>>>

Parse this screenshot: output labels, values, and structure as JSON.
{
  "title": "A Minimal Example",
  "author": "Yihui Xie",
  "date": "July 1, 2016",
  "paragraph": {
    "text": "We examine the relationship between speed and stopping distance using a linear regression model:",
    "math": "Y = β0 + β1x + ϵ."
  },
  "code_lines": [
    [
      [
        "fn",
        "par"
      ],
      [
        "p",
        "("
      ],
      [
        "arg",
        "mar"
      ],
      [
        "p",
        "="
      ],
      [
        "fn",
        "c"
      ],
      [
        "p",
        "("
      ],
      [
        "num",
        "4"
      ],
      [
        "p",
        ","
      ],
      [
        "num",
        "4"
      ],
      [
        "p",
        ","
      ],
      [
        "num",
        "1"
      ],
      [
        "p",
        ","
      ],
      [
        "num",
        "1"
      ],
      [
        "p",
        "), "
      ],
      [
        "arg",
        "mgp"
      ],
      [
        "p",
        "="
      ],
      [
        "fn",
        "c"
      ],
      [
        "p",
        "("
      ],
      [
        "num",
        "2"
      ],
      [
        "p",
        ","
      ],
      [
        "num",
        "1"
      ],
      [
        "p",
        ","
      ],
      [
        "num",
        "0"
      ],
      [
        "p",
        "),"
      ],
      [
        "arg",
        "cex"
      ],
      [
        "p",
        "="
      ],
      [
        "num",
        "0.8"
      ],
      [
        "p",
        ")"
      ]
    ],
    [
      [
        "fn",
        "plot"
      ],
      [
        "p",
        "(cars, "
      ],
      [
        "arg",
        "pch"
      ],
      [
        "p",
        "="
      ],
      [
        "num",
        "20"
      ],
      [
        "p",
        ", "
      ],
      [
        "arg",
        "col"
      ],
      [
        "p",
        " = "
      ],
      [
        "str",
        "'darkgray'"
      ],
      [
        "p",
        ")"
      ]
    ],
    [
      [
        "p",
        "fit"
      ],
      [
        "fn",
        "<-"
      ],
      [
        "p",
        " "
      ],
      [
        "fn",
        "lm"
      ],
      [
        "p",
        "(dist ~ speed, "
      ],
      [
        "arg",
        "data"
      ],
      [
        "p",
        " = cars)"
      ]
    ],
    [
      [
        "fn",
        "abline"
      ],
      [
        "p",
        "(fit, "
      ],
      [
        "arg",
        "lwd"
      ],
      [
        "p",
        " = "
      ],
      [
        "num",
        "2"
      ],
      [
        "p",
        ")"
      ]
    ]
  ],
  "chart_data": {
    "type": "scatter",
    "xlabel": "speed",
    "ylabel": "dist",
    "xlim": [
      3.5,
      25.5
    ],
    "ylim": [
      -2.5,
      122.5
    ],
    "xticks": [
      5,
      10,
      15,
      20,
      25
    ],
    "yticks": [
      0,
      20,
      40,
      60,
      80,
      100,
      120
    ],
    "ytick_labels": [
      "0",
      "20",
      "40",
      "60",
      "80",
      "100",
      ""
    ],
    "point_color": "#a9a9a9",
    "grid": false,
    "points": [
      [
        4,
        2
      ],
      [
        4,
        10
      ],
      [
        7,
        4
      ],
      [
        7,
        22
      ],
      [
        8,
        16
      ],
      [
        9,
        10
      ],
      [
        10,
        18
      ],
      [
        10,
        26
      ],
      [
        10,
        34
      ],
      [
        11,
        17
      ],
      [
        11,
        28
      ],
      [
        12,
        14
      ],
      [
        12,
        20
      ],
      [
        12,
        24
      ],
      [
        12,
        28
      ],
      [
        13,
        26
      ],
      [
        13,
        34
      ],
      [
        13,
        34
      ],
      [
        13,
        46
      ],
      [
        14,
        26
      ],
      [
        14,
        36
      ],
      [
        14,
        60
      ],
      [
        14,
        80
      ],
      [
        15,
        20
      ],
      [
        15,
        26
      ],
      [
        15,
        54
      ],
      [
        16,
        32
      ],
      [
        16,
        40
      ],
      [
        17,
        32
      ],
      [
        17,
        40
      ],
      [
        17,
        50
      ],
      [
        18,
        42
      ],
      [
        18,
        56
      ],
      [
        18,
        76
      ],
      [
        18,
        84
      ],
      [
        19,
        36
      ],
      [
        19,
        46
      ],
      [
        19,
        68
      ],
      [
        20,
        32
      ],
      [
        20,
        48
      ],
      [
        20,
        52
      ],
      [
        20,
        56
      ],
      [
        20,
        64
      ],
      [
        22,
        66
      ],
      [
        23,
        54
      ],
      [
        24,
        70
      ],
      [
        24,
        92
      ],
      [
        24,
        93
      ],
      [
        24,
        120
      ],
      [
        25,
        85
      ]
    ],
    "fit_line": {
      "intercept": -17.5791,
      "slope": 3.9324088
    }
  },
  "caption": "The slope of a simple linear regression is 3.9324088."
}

<<<

**Your goal**
Return every line holding the word "regression" from the records.

**Problem solution**
    "text": "We examine the relationship between speed and stopping distance using a linear regression model:",
  "caption": "The slope of a simple linear regression is 3.9324088."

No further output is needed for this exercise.